◆ Directions
Make an exact copy of the data below, leaving out every picture.

[Part of a data file]
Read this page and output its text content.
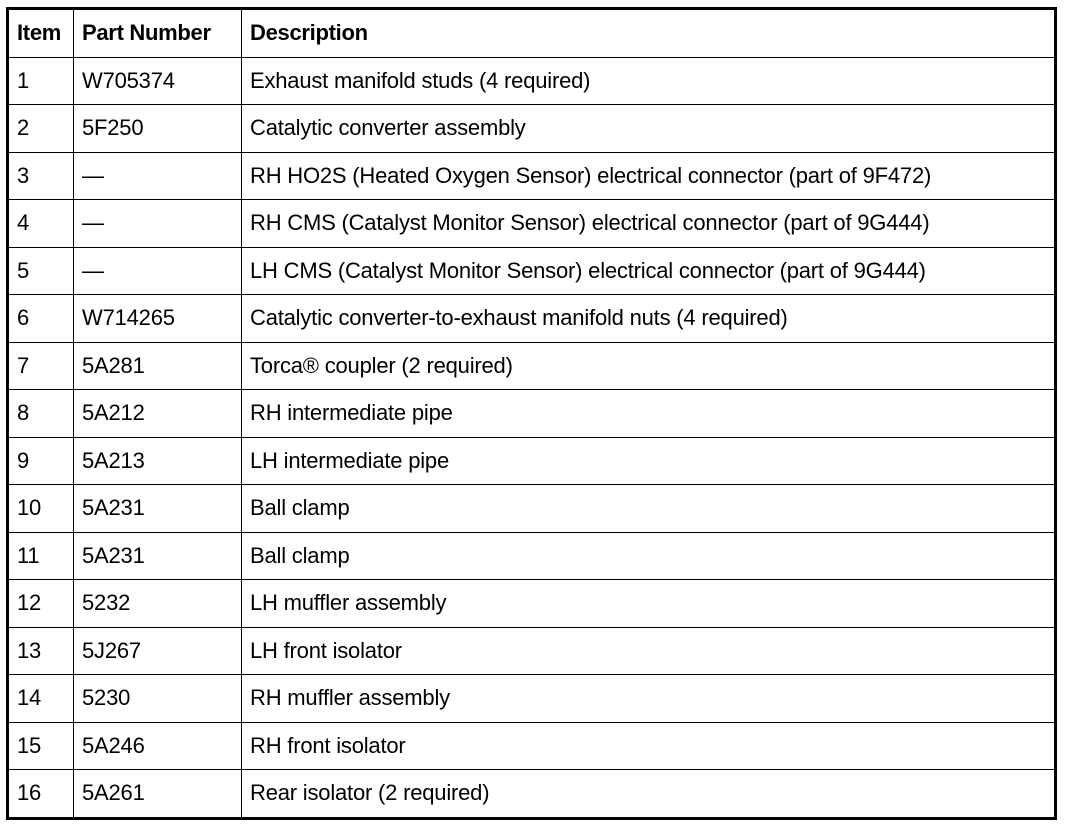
Item	Part Number	Description
1	W705374	Exhaust manifold studs (4 required)
2	5F250	Catalytic converter assembly
3	—	RH HO2S (Heated Oxygen Sensor) electrical connector (part of 9F472)
4	—	RH CMS (Catalyst Monitor Sensor) electrical connector (part of 9G444)
5	—	LH CMS (Catalyst Monitor Sensor) electrical connector (part of 9G444)
6	W714265	Catalytic converter-to-exhaust manifold nuts (4 required)
7	5A281	Torca® coupler (2 required)
8	5A212	RH intermediate pipe
9	5A213	LH intermediate pipe
10	5A231	Ball clamp
11	5A231	Ball clamp
12	5232	LH muffler assembly
13	5J267	LH front isolator
14	5230	RH muffler assembly
15	5A246	RH front isolator
16	5A261	Rear isolator (2 required)
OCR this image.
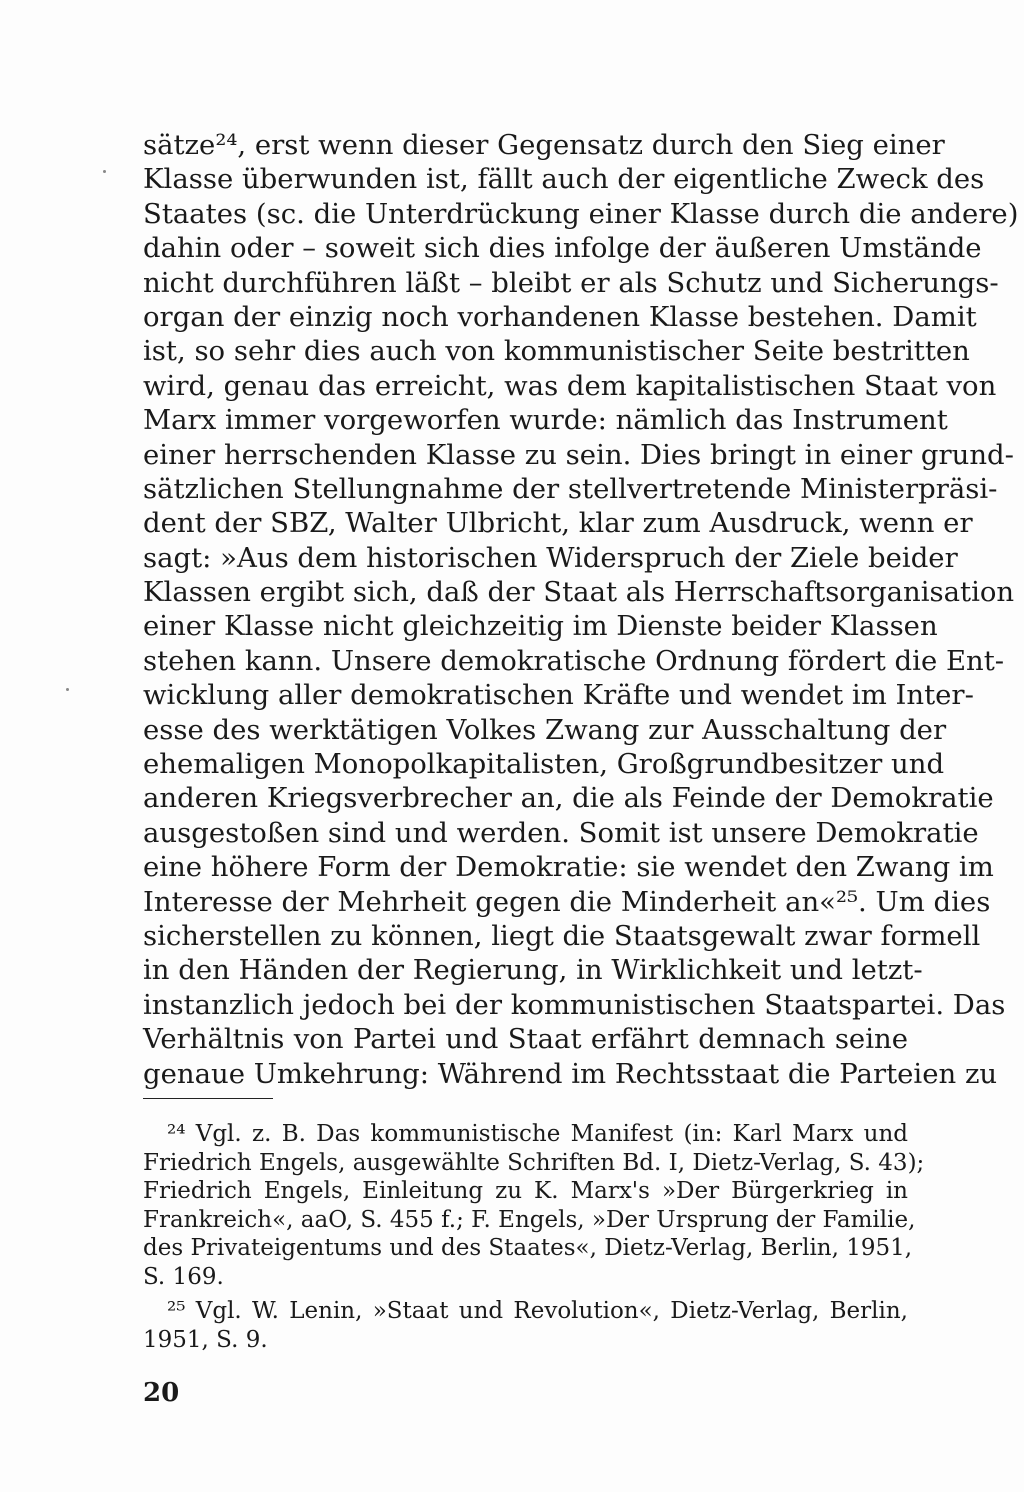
sätze²⁴, erst wenn dieser Gegensatz durch den Sieg einer
Klasse überwunden ist, fällt auch der eigentliche Zweck des
Staates (sc. die Unterdrückung einer Klasse durch die andere)
dahin oder – soweit sich dies infolge der äußeren Umstände
nicht durchführen läßt – bleibt er als Schutz und Sicherungs-
organ der einzig noch vorhandenen Klasse bestehen. Damit
ist, so sehr dies auch von kommunistischer Seite bestritten
wird, genau das erreicht, was dem kapitalistischen Staat von
Marx immer vorgeworfen wurde: nämlich das Instrument
einer herrschenden Klasse zu sein. Dies bringt in einer grund-
sätzlichen Stellungnahme der stellvertretende Ministerpräsi-
dent der SBZ, Walter Ulbricht, klar zum Ausdruck, wenn er
sagt: »Aus dem historischen Widerspruch der Ziele beider
Klassen ergibt sich, daß der Staat als Herrschaftsorganisation
einer Klasse nicht gleichzeitig im Dienste beider Klassen
stehen kann. Unsere demokratische Ordnung fördert die Ent-
wicklung aller demokratischen Kräfte und wendet im Inter-
esse des werktätigen Volkes Zwang zur Ausschaltung der
ehemaligen Monopolkapitalisten, Großgrundbesitzer und
anderen Kriegsverbrecher an, die als Feinde der Demokratie
ausgestoßen sind und werden. Somit ist unsere Demokratie
eine höhere Form der Demokratie: sie wendet den Zwang im
Interesse der Mehrheit gegen die Minderheit an«²⁵. Um dies
sicherstellen zu können, liegt die Staatsgewalt zwar formell
in den Händen der Regierung, in Wirklichkeit und letzt-
instanzlich jedoch bei der kommunistischen Staatspartei. Das
Verhältnis von Partei und Staat erfährt demnach seine
genaue Umkehrung: Während im Rechtsstaat die Parteien zu
²⁴ Vgl. z. B. Das kommunistische Manifest (in: Karl Marx und
Friedrich Engels, ausgewählte Schriften Bd. I, Dietz-Verlag, S. 43);
Friedrich Engels, Einleitung zu K. Marx's »Der Bürgerkrieg in
Frankreich«, aaO, S. 455 f.; F. Engels, »Der Ursprung der Familie,
des Privateigentums und des Staates«, Dietz-Verlag, Berlin, 1951,
S. 169.
²⁵ Vgl. W. Lenin, »Staat und Revolution«, Dietz-Verlag, Berlin,
1951, S. 9.
20
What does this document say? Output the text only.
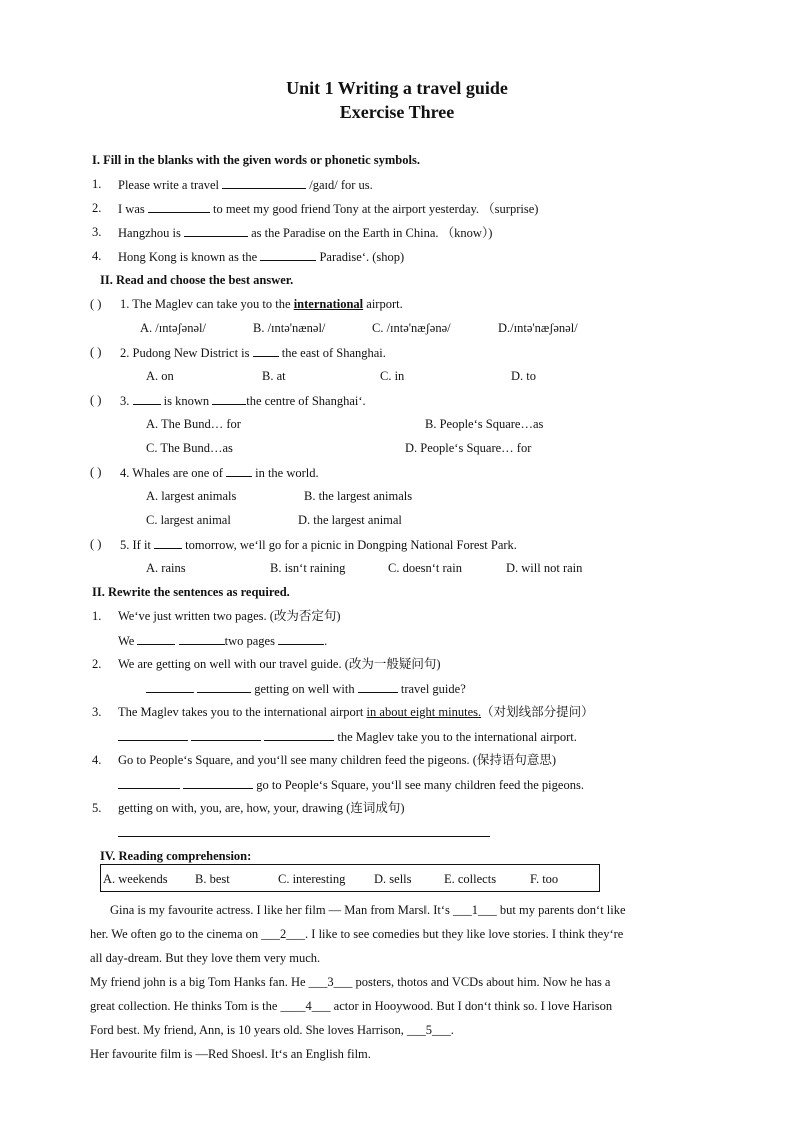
Unit 1 Writing a travel guide
Exercise Three
I. Fill in the blanks with the given words or phonetic symbols.
1. Please write a travel	/gaɪd/ for us.
2. I was	to meet my good friend Tony at the airport yesterday. （surprise)
3. Hangzhou is	as the Paradise on the Earth in China. （know）)
4. Hong Kong is known as the	Paradise‘. (shop)
II. Read and choose the best answer.
( ) 1. The Maglev can take you to the international airport.
A. /ɪntəʃənəl/	B. /ɪntə'nænəl/	C. /ɪntə'næʃənə/	D./ɪntə'næʃənəl/
( ) 2. Pudong New District is	the east of Shanghai.
A. on	B. at	C. in	D. to
( ) 3.	is known	the centre of Shanghai‘.
A. The Bund… for	B. People‘s Square…as
C. The Bund…as	D. People‘s Square… for
( ) 4. Whales are one of	in the world.
A. largest animals	B. the largest animals
C. largest animal	D. the largest animal
( ) 5. If it	tomorrow, we‘ll go for a picnic in Dongping National Forest Park.
A. rains	B. isn‘t raining	C. doesn‘t rain	D. will not rain
II. Rewrite the sentences as required.
1. We‘ve just written two pages. (改为否定句)
We	two pages	.
2. We are getting on well with our travel guide. (改为一般疑问句)
getting on well with	travel guide?
3. The Maglev takes you to the international airport in about eight minutes.（对划线部分提问）
the Maglev take you to the international airport.
4. Go to People‘s Square, and you‘ll see many children feed the pigeons. (保持语句意思)
go to People‘s Square, you‘ll see many children feed the pigeons.
5. getting on with, you, are, how, your, drawing (连词成句)
IV. Reading comprehension:
A. weekends B. best	C. interesting D. sells	E. collects	F. too
Gina is my favourite actress. I like her film — Man from Mars‖. It‘s ___1___ but my parents don‘t like
her. We often go to the cinema on ___2___. I like to see comedies but they like love stories. I think they‘re
all day-dream. But they love them very much.
My friend john is a big Tom Hanks fan. He ___3___ posters, thotos and VCDs about him. Now he has a
great collection. He thinks Tom is the ____4___ actor in Hooywood. But I don‘t think so. I love Harison
Ford best. My friend, Ann, is 10 years old. She loves Harrison, ___5___.
Her favourite film is —Red Shoes‖. It‘s an English film.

◆ Expected answer
Read this page and output its text content.
Item	Part Number	Description
1	W705374	Exhaust manifold studs (4 required)
2	5F250	Catalytic converter assembly
3	—	RH HO2S (Heated Oxygen Sensor) electrical connector (part of 9F472)
4	—	RH CMS (Catalyst Monitor Sensor) electrical connector (part of 9G444)
5	—	LH CMS (Catalyst Monitor Sensor) electrical connector (part of 9G444)
6	W714265	Catalytic converter-to-exhaust manifold nuts (4 required)
7	5A281	Torca® coupler (2 required)
8	5A212	RH intermediate pipe
9	5A213	LH intermediate pipe
10	5A231	Ball clamp
11	5A231	Ball clamp
12	5232	LH muffler assembly
13	5J267	LH front isolator
14	5230	RH muffler assembly
15	5A246	RH front isolator
16	5A261	Rear isolator (2 required)
OCR this image.
sätze²⁴, erst wenn dieser Gegensatz durch den Sieg einer
Klasse überwunden ist, fällt auch der eigentliche Zweck des
Staates (sc. die Unterdrückung einer Klasse durch die andere)
dahin oder – soweit sich dies infolge der äußeren Umstände
nicht durchführen läßt – bleibt er als Schutz und Sicherungs-
organ der einzig noch vorhandenen Klasse bestehen. Damit
ist, so sehr dies auch von kommunistischer Seite bestritten
wird, genau das erreicht, was dem kapitalistischen Staat von
Marx immer vorgeworfen wurde: nämlich das Instrument
einer herrschenden Klasse zu sein. Dies bringt in einer grund-
sätzlichen Stellungnahme der stellvertretende Ministerpräsi-
dent der SBZ, Walter Ulbricht, klar zum Ausdruck, wenn er
sagt: »Aus dem historischen Widerspruch der Ziele beider
Klassen ergibt sich, daß der Staat als Herrschaftsorganisation
einer Klasse nicht gleichzeitig im Dienste beider Klassen
stehen kann. Unsere demokratische Ordnung fördert die Ent-
wicklung aller demokratischen Kräfte und wendet im Inter-
esse des werktätigen Volkes Zwang zur Ausschaltung der
ehemaligen Monopolkapitalisten, Großgrundbesitzer und
anderen Kriegsverbrecher an, die als Feinde der Demokratie
ausgestoßen sind und werden. Somit ist unsere Demokratie
eine höhere Form der Demokratie: sie wendet den Zwang im
Interesse der Mehrheit gegen die Minderheit an«²⁵. Um dies
sicherstellen zu können, liegt die Staatsgewalt zwar formell
in den Händen der Regierung, in Wirklichkeit und letzt-
instanzlich jedoch bei der kommunistischen Staatspartei. Das
Verhältnis von Partei und Staat erfährt demnach seine
genaue Umkehrung: Während im Rechtsstaat die Parteien zu
²⁴ Vgl. z. B. Das kommunistische Manifest (in: Karl Marx und
Friedrich Engels, ausgewählte Schriften Bd. I, Dietz-Verlag, S. 43);
Friedrich Engels, Einleitung zu K. Marx's »Der Bürgerkrieg in
Frankreich«, aaO, S. 455 f.; F. Engels, »Der Ursprung der Familie,
des Privateigentums und des Staates«, Dietz-Verlag, Berlin, 1951,
S. 169.
²⁵ Vgl. W. Lenin, »Staat und Revolution«, Dietz-Verlag, Berlin,
1951, S. 9.
20
What does this document say? Output the text only.
Unit 1 Writing a travel guide
Exercise Three
I. Fill in the blanks with the given words or phonetic symbols.
1. Please write a travel	/gaɪd/ for us.
2. I was	to meet my good friend Tony at the airport yesterday. （surprise)
3. Hangzhou is	as the Paradise on the Earth in China. （know）)
4. Hong Kong is known as the	Paradise‘. (shop)
II. Read and choose the best answer.
( ) 1. The Maglev can take you to the international airport.
A. /ɪntəʃənəl/	B. /ɪntə'nænəl/	C. /ɪntə'næʃənə/	D./ɪntə'næʃənəl/
( ) 2. Pudong New District is	the east of Shanghai.
A. on	B. at	C. in	D. to
( ) 3.	is known	the centre of Shanghai‘.
A. The Bund… for	B. People‘s Square…as
C. The Bund…as	D. People‘s Square… for
( ) 4. Whales are one of	in the world.
A. largest animals	B. the largest animals
C. largest animal	D. the largest animal
( ) 5. If it	tomorrow, we‘ll go for a picnic in Dongping National Forest Park.
A. rains	B. isn‘t raining	C. doesn‘t rain	D. will not rain
II. Rewrite the sentences as required.
1. We‘ve just written two pages. (改为否定句)
We	two pages	.
2. We are getting on well with our travel guide. (改为一般疑问句)
getting on well with	travel guide?
3. The Maglev takes you to the international airport in about eight minutes.（对划线部分提问）
the Maglev take you to the international airport.
4. Go to People‘s Square, and you‘ll see many children feed the pigeons. (保持语句意思)
go to People‘s Square, you‘ll see many children feed the pigeons.
5. getting on with, you, are, how, your, drawing (连词成句)
IV. Reading comprehension:
A. weekends B. best	C. interesting D. sells	E. collects	F. too
Gina is my favourite actress. I like her film — Man from Mars‖. It‘s ___1___ but my parents don‘t like
her. We often go to the cinema on ___2___. I like to see comedies but they like love stories. I think they‘re
all day-dream. But they love them very much.
My friend john is a big Tom Hanks fan. He ___3___ posters, thotos and VCDs about him. Now he has a
great collection. He thinks Tom is the ____4___ actor in Hooywood. But I don‘t think so. I love Harison
Ford best. My friend, Ann, is 10 years old. She loves Harrison, ___5___.
Her favourite film is —Red Shoes‖. It‘s an English film.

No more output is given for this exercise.